» WHAT THIS TASK INVOLVES:
Gather from the material every line that contains the string "Beverages".

» INPUT RECORDS:
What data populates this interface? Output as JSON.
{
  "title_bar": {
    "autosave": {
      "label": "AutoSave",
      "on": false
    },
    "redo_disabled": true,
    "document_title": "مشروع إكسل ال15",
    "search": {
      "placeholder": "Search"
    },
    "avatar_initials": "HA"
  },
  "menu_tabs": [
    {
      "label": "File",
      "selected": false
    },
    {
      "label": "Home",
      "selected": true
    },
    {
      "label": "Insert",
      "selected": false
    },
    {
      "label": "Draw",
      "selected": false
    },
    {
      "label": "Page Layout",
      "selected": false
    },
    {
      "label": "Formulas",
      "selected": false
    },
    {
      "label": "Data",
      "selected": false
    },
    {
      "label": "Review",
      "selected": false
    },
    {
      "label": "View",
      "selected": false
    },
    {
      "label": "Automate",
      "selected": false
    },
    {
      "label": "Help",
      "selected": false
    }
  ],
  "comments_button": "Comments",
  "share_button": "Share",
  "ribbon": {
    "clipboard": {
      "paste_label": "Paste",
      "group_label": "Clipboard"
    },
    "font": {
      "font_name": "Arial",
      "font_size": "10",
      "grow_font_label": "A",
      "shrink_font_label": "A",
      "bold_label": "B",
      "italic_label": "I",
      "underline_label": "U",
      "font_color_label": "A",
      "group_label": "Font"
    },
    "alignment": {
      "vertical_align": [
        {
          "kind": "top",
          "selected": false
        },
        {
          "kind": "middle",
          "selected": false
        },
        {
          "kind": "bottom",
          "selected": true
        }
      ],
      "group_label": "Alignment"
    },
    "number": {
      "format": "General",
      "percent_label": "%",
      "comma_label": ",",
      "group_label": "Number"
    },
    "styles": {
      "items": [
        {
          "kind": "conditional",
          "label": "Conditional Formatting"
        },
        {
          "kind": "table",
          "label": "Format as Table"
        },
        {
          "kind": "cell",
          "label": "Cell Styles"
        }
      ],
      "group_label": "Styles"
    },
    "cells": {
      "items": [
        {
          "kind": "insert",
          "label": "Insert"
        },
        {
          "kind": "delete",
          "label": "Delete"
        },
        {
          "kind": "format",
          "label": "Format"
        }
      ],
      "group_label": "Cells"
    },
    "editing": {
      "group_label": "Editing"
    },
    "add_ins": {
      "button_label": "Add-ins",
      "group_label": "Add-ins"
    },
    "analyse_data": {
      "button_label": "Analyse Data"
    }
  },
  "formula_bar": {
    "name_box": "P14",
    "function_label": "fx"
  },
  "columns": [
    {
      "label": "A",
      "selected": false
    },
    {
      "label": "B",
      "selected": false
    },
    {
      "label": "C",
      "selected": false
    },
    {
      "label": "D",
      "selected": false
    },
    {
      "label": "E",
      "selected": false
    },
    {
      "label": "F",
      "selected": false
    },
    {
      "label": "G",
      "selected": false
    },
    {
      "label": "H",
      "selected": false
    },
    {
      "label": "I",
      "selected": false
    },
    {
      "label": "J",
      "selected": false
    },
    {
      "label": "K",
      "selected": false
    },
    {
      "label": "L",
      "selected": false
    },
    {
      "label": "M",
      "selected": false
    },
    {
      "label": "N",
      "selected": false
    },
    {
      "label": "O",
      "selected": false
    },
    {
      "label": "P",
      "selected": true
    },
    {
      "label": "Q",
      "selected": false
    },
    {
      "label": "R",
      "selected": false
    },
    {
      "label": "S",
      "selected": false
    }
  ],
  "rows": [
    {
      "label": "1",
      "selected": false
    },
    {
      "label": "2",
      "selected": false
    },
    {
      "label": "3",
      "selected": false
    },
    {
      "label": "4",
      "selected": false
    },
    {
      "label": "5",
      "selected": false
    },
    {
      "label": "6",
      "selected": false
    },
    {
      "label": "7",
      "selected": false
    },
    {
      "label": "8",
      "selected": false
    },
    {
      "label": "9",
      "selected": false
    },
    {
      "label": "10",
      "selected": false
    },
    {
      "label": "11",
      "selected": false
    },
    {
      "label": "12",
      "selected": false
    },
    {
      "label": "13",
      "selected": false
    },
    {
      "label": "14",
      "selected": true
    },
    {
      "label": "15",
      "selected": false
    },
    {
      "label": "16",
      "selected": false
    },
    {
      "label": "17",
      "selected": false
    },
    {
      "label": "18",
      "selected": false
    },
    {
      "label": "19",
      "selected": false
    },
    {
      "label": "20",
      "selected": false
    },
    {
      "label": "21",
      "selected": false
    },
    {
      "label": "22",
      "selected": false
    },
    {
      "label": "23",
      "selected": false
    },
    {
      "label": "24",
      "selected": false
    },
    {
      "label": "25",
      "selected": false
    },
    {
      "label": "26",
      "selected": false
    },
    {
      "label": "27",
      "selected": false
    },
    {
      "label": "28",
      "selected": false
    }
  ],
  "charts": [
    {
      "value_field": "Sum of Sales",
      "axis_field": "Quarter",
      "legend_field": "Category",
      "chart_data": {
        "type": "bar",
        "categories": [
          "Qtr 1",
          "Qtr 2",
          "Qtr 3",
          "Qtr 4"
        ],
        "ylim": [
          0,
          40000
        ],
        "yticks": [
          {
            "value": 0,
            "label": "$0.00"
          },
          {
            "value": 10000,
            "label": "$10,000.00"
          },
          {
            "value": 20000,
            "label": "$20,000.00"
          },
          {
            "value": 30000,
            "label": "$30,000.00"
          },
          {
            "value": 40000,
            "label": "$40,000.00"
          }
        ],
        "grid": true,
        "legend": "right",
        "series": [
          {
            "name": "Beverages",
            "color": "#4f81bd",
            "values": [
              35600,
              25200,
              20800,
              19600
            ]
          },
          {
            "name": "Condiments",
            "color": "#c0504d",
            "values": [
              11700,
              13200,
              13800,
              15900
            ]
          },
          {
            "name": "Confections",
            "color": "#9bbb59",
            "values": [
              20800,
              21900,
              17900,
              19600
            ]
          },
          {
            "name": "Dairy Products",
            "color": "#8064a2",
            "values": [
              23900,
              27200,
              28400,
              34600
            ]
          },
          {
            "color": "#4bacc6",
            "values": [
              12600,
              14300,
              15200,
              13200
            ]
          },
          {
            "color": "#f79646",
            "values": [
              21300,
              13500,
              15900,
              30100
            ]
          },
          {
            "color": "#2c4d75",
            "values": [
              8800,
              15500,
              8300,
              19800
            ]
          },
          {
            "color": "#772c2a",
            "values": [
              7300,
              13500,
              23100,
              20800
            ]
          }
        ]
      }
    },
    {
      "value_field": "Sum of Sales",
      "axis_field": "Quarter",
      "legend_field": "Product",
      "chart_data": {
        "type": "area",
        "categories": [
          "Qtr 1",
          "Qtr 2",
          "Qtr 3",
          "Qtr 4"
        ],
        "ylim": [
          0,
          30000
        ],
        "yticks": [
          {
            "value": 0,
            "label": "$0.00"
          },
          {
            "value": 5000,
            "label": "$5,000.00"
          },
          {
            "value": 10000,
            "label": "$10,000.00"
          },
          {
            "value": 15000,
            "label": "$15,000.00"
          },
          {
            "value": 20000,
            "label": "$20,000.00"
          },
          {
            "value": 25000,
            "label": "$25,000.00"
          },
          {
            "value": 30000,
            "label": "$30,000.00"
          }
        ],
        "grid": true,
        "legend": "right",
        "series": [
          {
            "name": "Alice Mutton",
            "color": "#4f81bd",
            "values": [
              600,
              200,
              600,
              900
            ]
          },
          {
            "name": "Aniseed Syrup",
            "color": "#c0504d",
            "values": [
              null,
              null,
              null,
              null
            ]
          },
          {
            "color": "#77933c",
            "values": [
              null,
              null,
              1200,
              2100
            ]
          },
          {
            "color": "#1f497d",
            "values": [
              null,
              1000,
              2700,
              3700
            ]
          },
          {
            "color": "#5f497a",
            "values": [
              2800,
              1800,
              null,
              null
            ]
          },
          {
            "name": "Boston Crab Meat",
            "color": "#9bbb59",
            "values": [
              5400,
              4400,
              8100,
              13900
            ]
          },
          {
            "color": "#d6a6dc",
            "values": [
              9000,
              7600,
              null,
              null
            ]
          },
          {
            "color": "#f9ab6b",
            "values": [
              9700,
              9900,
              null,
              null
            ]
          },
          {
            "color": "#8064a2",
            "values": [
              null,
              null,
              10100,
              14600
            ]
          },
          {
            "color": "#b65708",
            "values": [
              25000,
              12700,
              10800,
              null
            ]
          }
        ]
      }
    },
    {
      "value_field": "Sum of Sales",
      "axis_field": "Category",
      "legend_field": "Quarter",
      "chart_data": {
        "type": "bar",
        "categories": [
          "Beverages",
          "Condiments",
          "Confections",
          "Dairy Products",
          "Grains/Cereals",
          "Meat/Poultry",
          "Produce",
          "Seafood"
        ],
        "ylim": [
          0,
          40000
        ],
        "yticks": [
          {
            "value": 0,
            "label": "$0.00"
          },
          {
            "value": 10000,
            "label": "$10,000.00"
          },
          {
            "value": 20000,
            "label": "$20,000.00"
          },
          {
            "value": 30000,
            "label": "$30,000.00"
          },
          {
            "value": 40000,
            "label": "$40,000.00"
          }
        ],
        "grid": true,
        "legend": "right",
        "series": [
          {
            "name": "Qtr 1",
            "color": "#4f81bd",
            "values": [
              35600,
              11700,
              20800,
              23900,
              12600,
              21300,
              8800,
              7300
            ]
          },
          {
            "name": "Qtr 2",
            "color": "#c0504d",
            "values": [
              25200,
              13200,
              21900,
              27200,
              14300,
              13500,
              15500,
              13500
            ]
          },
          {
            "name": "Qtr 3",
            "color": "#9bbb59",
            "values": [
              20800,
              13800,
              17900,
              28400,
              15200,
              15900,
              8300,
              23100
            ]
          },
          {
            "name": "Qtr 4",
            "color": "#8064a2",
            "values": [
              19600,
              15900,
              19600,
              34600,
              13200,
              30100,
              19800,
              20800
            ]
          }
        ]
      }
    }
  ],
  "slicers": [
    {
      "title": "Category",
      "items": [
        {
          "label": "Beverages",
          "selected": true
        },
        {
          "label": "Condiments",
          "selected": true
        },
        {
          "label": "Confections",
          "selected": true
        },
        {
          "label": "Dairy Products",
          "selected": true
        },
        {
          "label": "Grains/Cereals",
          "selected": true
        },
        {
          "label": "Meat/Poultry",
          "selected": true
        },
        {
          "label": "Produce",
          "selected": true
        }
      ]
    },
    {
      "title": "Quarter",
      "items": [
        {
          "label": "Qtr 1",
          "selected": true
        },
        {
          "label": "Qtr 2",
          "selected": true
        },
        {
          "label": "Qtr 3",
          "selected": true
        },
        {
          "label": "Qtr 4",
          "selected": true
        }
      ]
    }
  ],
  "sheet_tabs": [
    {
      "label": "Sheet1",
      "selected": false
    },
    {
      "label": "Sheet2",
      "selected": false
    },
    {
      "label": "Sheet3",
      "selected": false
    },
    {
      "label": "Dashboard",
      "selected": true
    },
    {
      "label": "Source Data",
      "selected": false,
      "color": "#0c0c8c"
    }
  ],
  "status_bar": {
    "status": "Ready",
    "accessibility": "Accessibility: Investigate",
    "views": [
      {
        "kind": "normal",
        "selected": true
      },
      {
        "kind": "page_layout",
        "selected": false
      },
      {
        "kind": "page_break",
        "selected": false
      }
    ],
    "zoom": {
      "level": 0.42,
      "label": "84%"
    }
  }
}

» RESPONSE TO THE EXERCISE:
            "name": "Beverages",
          "Beverages",
          "label": "Beverages",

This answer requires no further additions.